:: Selected extract

Kaitlyn Dawn Bristowe (born June 19, 1985) is a Canadian television personality best known for being a contestant on the nineteenth season of ABC's The Bachelor, and as the lead on the eleventh season of The Bachelorette. She competed on season 29 of Dancing with the Stars, with partner Artem Chigvintsev, and was declared the winner on November 23, 2020.

Early life
The daughter of a ballerina, Bristowe grew up  in Leduc, Alberta, Canada, and moved as an adult to Vancouver, British Columbia for a dance scholarship where she became a spin-class instructor.

Career

Television

The Bachelor 

Bristowe was a contestant on Chris Soules' season of The Bachelor. She placed third overall, losing to runner-up Becca Tilley and winner Whitney Bischoff.

The Bachelorette

On The Bachelor "After the Final Rose" segment, host Chris Harrison announced that season eleven would begin with two Bachelorettes, Bristowe and fellow season nineteen contestant Britt Nilsson. Bristowe became the official bachelorette of season eleven. The season ultimately ended in her engagement to contestant Shawn Booth.

Bristowe co-hosted season 17 and season 18 of The Bachelorette alongside fellow former Bachelorette Tayshia Adams.

::::
:: Task material

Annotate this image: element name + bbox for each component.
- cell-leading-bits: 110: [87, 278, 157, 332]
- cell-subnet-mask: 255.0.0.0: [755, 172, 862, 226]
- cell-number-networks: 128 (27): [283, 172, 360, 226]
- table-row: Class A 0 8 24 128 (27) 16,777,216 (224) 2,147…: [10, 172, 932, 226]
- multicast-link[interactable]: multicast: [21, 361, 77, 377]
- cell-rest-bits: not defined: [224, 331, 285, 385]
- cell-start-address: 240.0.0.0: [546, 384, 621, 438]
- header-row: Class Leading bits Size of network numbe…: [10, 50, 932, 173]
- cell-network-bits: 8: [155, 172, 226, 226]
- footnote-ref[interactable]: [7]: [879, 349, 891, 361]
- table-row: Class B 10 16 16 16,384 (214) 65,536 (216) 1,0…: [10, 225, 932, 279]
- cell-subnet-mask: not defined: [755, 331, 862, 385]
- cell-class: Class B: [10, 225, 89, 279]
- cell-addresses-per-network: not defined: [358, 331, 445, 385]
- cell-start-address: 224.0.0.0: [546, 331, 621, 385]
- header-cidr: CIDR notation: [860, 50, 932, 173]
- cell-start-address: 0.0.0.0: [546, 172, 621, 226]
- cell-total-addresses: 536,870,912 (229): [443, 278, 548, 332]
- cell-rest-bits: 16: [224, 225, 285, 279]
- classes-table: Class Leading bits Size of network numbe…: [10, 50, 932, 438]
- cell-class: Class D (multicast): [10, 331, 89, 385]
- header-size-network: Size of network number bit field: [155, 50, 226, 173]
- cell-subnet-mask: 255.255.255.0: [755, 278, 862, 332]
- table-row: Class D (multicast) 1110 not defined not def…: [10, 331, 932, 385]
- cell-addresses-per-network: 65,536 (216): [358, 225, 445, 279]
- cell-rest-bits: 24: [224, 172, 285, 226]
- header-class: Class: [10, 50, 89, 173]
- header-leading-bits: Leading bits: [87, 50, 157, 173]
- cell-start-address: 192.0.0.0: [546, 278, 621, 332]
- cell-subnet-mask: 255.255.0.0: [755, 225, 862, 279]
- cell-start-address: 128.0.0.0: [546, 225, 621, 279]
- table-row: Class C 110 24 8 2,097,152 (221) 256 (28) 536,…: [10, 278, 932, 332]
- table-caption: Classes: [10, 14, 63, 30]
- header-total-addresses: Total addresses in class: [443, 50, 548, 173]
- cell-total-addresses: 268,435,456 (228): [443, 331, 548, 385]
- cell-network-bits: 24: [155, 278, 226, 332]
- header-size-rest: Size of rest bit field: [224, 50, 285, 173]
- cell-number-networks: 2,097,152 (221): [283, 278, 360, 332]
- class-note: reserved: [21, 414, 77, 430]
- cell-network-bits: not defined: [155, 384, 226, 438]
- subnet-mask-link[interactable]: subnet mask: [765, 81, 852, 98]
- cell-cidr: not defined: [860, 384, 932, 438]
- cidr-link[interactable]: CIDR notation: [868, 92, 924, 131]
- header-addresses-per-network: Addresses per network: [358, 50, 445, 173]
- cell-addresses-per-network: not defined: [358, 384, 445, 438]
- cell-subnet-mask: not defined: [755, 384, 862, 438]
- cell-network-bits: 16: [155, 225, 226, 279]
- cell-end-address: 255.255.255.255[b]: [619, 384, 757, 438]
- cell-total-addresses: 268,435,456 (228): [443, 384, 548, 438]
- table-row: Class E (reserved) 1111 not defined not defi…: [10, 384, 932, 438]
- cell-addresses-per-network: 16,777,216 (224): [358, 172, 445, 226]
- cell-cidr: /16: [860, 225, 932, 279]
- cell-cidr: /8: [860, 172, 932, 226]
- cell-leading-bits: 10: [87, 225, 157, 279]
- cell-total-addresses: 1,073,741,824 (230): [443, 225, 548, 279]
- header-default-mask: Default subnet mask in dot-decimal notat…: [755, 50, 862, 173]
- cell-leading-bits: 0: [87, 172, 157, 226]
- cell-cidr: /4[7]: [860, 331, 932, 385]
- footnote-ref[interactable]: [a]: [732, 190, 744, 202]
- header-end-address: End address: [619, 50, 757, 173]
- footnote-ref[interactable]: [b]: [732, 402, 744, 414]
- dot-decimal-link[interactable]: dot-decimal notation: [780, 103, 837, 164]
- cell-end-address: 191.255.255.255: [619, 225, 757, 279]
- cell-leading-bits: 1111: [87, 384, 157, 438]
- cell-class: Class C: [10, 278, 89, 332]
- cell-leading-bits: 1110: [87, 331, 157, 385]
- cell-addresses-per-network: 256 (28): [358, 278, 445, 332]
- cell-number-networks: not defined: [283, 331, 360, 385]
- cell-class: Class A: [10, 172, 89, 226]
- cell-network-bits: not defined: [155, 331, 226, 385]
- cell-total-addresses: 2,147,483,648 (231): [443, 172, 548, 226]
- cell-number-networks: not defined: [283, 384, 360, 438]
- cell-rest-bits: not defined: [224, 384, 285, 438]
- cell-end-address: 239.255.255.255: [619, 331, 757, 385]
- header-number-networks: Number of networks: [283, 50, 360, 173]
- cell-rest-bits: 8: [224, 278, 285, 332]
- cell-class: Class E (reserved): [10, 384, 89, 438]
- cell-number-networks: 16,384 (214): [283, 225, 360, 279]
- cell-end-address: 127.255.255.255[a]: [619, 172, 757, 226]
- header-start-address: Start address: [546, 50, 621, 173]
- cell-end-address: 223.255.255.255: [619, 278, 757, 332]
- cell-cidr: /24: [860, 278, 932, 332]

::::

- [Task 1]:
In the Kaitlyn Bristowe biography, who was her partner on Dancing with the Stars?
- [Task 2]:
Starting from the first line of the listing and ending with the line that contains "- multicast-link[interactable]: multicast: [21, 361, 77, 377]", rename "cell-subnet-mask" to "cell-netmask". Return only those lines, with nothing else changed.
The text and the listing were taken from unrelated sources.

- [Final result 1]:
Artem Chigvintsev

- [Final result 2]:
Annotate this image: element name + bbox for each component.
- cell-leading-bits: 110: [87, 278, 157, 332]
- cell-netmask: 255.0.0.0: [755, 172, 862, 226]
- cell-number-networks: 128 (27): [283, 172, 360, 226]
- table-row: Class A 0 8 24 128 (27) 16,777,216 (224) 2,147…: [10, 172, 932, 226]
- multicast-link[interactable]: multicast: [21, 361, 77, 377]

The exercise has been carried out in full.